▶ **SUPPLIED DATA**:
┄┄┄┄┄┄┄┄┄┄

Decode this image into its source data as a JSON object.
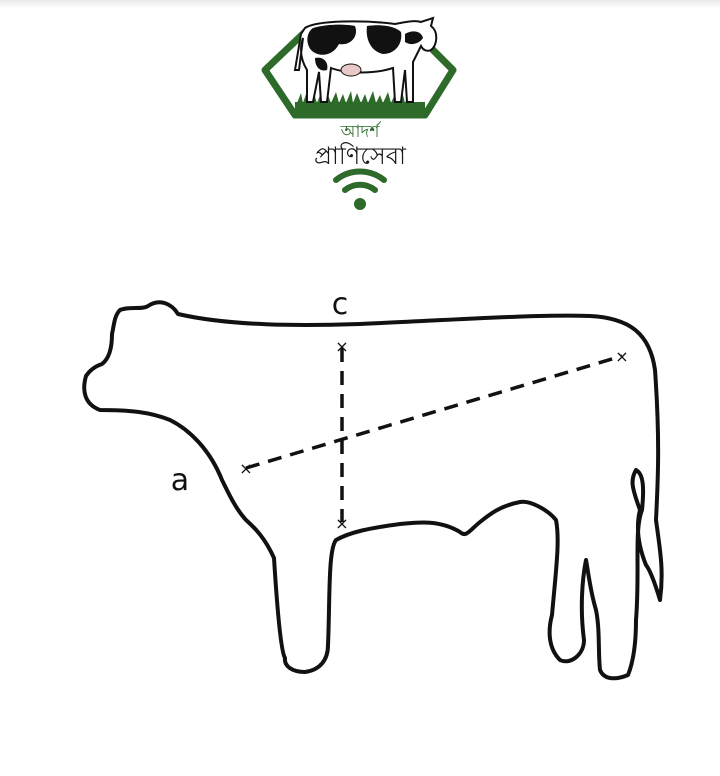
{
  "logo": {
    "line1": "আদর্শ",
    "line2": "প্রাণিসেবা",
    "brand_green": "#2e6b2a",
    "icons": [
      "cow-illustration",
      "wifi-icon"
    ]
  },
  "diagram": {
    "label_c": "c",
    "label_a": "a",
    "marker": "×",
    "outline_color": "#111111"
  }
}
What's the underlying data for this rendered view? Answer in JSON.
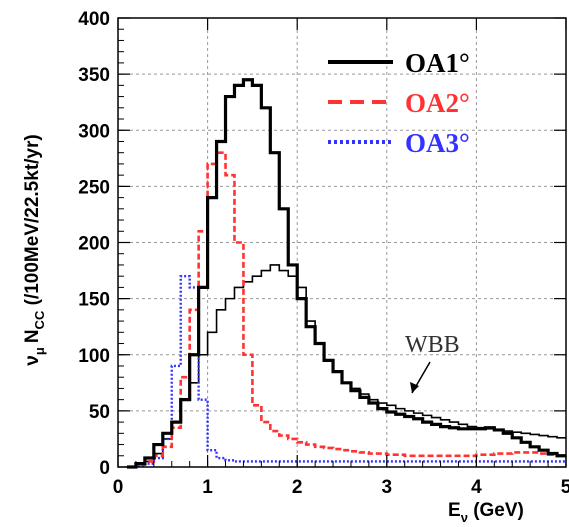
{
  "chart_data": {
    "type": "line",
    "title": "",
    "xlabel": "E",
    "xlabel_sub": "ν",
    "xlabel_unit": " (GeV)",
    "ylabel": "N",
    "ylabel_prefix": "ν",
    "ylabel_prefix_sub": "μ",
    "ylabel_sub": "CC",
    "ylabel_unit": " (/100MeV/22.5kt/yr)",
    "xlim": [
      0,
      5
    ],
    "ylim": [
      0,
      400
    ],
    "xticks": [
      0,
      1,
      2,
      3,
      4,
      5
    ],
    "yticks": [
      0,
      50,
      100,
      150,
      200,
      250,
      300,
      350,
      400
    ],
    "grid": true,
    "legend_position": "top-right",
    "bin_width": 0.1,
    "series": [
      {
        "name": "OA1°",
        "color": "#000000",
        "style": "solid",
        "bin_edges_start": 0.1,
        "values": [
          0,
          3,
          8,
          20,
          30,
          40,
          60,
          100,
          160,
          240,
          290,
          330,
          340,
          345,
          340,
          320,
          280,
          230,
          180,
          150,
          125,
          110,
          95,
          85,
          75,
          68,
          62,
          57,
          52,
          49,
          47,
          45,
          43,
          40,
          38,
          36,
          35,
          34,
          34,
          34,
          35,
          33,
          30,
          26,
          22,
          18,
          15,
          12,
          10
        ]
      },
      {
        "name": "OA2°",
        "color": "#ff3333",
        "style": "dashed",
        "bin_edges_start": 0.1,
        "values": [
          0,
          2,
          5,
          10,
          18,
          35,
          80,
          140,
          210,
          270,
          280,
          260,
          200,
          100,
          55,
          40,
          32,
          28,
          25,
          22,
          20,
          18,
          17,
          16,
          15,
          14,
          13,
          12,
          12,
          11,
          11,
          10,
          10,
          10,
          10,
          10,
          10,
          10,
          10,
          11,
          11,
          12,
          12,
          13,
          13,
          13,
          12,
          11,
          10
        ]
      },
      {
        "name": "OA3°",
        "color": "#3333ff",
        "style": "dotted",
        "bin_edges_start": 0.1,
        "values": [
          0,
          1,
          3,
          8,
          25,
          90,
          170,
          160,
          60,
          15,
          8,
          6,
          5,
          5,
          5,
          5,
          5,
          5,
          5,
          5,
          5,
          5,
          5,
          5,
          5,
          5,
          5,
          5,
          5,
          5,
          5,
          5,
          5,
          5,
          5,
          5,
          5,
          5,
          5,
          5,
          5,
          5,
          5,
          5,
          5,
          5,
          5,
          5,
          5
        ]
      },
      {
        "name": "WBB",
        "color": "#000000",
        "style": "solid-thin",
        "bin_edges_start": 0.1,
        "values": [
          0,
          2,
          5,
          12,
          25,
          40,
          60,
          75,
          100,
          120,
          140,
          150,
          160,
          165,
          170,
          175,
          180,
          175,
          170,
          160,
          130,
          110,
          95,
          85,
          75,
          70,
          65,
          60,
          57,
          55,
          52,
          50,
          48,
          46,
          44,
          42,
          40,
          38,
          36,
          35,
          34,
          33,
          32,
          31,
          30,
          29,
          28,
          27,
          26
        ]
      }
    ],
    "annotations": [
      {
        "text": "WBB",
        "x": 3.25,
        "y": 60
      }
    ]
  }
}
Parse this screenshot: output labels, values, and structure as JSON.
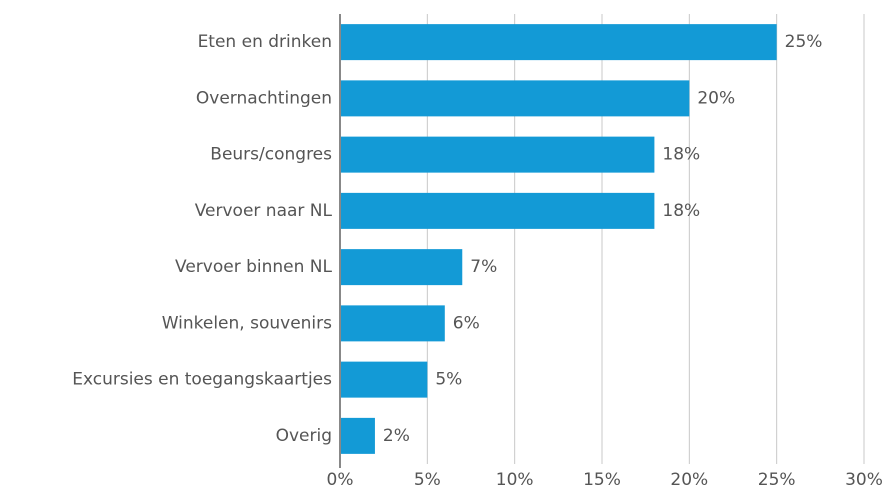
{
  "chart_data": {
    "type": "bar",
    "orientation": "horizontal",
    "categories": [
      "Eten en drinken",
      "Overnachtingen",
      "Beurs/congres",
      "Vervoer naar NL",
      "Vervoer binnen NL",
      "Winkelen, souvenirs",
      "Excursies en toegangskaartjes",
      "Overig"
    ],
    "values": [
      25,
      20,
      18,
      18,
      7,
      6,
      5,
      2
    ],
    "value_labels": [
      "25%",
      "20%",
      "18%",
      "18%",
      "7%",
      "6%",
      "5%",
      "2%"
    ],
    "color": "#139ad6",
    "xlim": [
      0,
      30
    ],
    "xticks": [
      {
        "value": 0,
        "label": "0%"
      },
      {
        "value": 5,
        "label": "5%"
      },
      {
        "value": 10,
        "label": "10%"
      },
      {
        "value": 15,
        "label": "15%"
      },
      {
        "value": 20,
        "label": "20%"
      },
      {
        "value": 25,
        "label": "25%"
      },
      {
        "value": 30,
        "label": "30%"
      }
    ],
    "grid": true
  }
}
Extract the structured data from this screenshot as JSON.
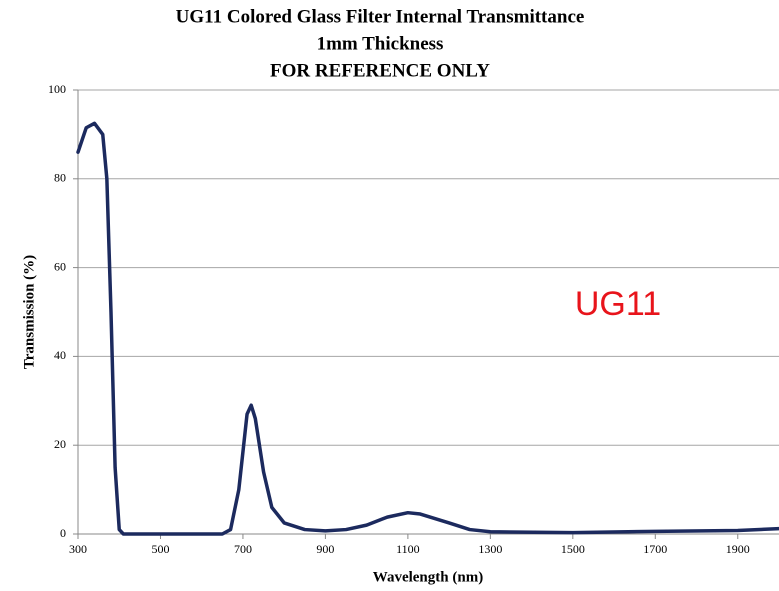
{
  "chart_data": {
    "type": "line",
    "title": "UG11 Colored Glass Filter Internal Transmittance",
    "subtitle": "1mm Thickness",
    "note": "FOR REFERENCE ONLY",
    "annotation": "UG11",
    "x_label": "Wavelength (nm)",
    "y_label": "Transmission (%)",
    "x": [
      300,
      320,
      340,
      360,
      370,
      380,
      390,
      400,
      410,
      500,
      600,
      650,
      670,
      690,
      710,
      720,
      730,
      750,
      770,
      800,
      850,
      900,
      950,
      1000,
      1050,
      1100,
      1130,
      1200,
      1250,
      1300,
      1500,
      1700,
      1900,
      2000
    ],
    "series": [
      {
        "name": "UG11",
        "color": "#1c2a5e",
        "values": [
          86,
          91.5,
          92.5,
          90,
          80,
          50,
          15,
          1,
          0,
          0,
          0,
          0,
          1,
          10,
          27,
          29,
          26,
          14,
          6,
          2.5,
          1,
          0.7,
          1,
          2,
          3.8,
          4.8,
          4.5,
          2.5,
          1,
          0.5,
          0.3,
          0.6,
          0.8,
          1.2
        ]
      }
    ],
    "xlim": [
      300,
      2000
    ],
    "xticks": [
      300,
      500,
      700,
      900,
      1100,
      1300,
      1500,
      1700,
      1900
    ],
    "ylim": [
      0,
      100
    ],
    "yticks": [
      0,
      20,
      40,
      60,
      80,
      100
    ],
    "grid": true
  }
}
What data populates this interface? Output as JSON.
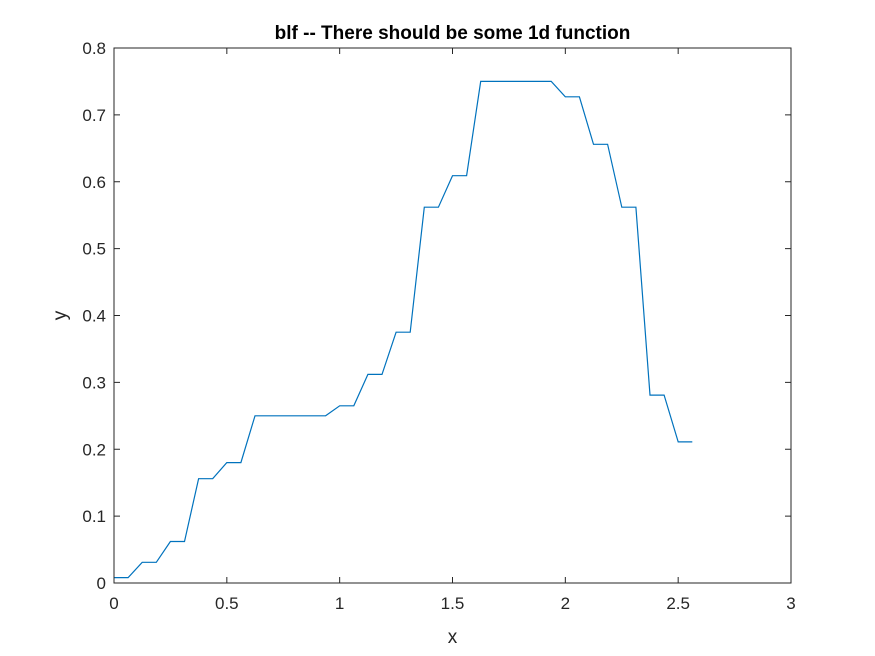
{
  "chart_data": {
    "type": "line",
    "title": "blf -- There should be some 1d function",
    "xlabel": "x",
    "ylabel": "y",
    "xlim": [
      0,
      3
    ],
    "ylim": [
      0,
      0.8
    ],
    "xticks": [
      0,
      0.5,
      1,
      1.5,
      2,
      2.5,
      3
    ],
    "yticks": [
      0,
      0.1,
      0.2,
      0.3,
      0.4,
      0.5,
      0.6,
      0.7,
      0.8
    ],
    "xtick_labels": [
      "0",
      "0.5",
      "1",
      "1.5",
      "2",
      "2.5",
      "3"
    ],
    "ytick_labels": [
      "0",
      "0.1",
      "0.2",
      "0.3",
      "0.4",
      "0.5",
      "0.6",
      "0.7",
      "0.8"
    ],
    "grid": false,
    "line_color": "#0072bd",
    "series": [
      {
        "x": [
          0,
          0.0625,
          0.125,
          0.1875,
          0.25,
          0.3125,
          0.375,
          0.4375,
          0.5,
          0.5625,
          0.625,
          0.6875,
          0.75,
          0.8125,
          0.875,
          0.9375,
          1.0,
          1.0625,
          1.125,
          1.1875,
          1.25,
          1.3125,
          1.375,
          1.4375,
          1.5,
          1.5625,
          1.625,
          1.6875,
          1.75,
          1.8125,
          1.875,
          1.9375,
          2.0,
          2.0625,
          2.125,
          2.1875,
          2.25,
          2.3125,
          2.375,
          2.4375,
          2.5,
          2.5625
        ],
        "y": [
          0.008,
          0.008,
          0.031,
          0.031,
          0.062,
          0.062,
          0.156,
          0.156,
          0.18,
          0.18,
          0.25,
          0.25,
          0.25,
          0.25,
          0.25,
          0.25,
          0.265,
          0.265,
          0.312,
          0.312,
          0.375,
          0.375,
          0.562,
          0.562,
          0.609,
          0.609,
          0.75,
          0.75,
          0.75,
          0.75,
          0.75,
          0.75,
          0.727,
          0.727,
          0.656,
          0.656,
          0.562,
          0.562,
          0.281,
          0.281,
          0.211,
          0.211
        ]
      }
    ]
  }
}
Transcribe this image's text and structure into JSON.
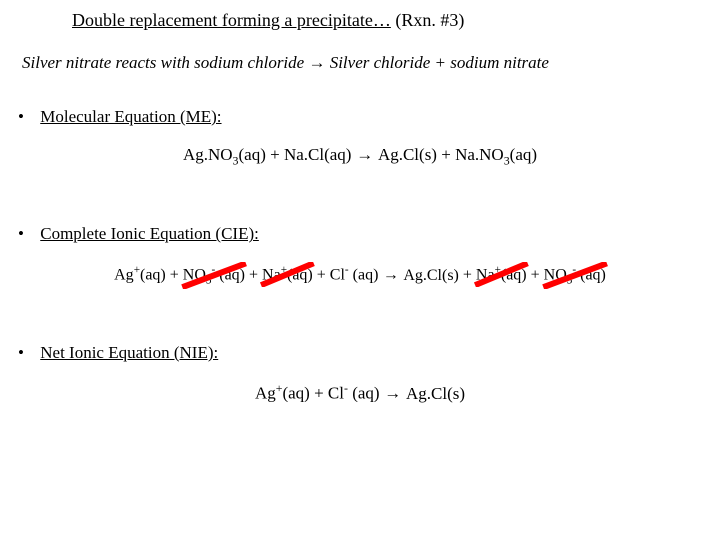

┄┄┄┄┄┄┄┄┄┄

▶ **TASK TO CARRY OUT**:
Reproduce each line from the records that contains the word "text".

▶ **ANSWER TO THIS TASK**:
        "text": "WBB",
Transcribe this image's text and structure into JSON.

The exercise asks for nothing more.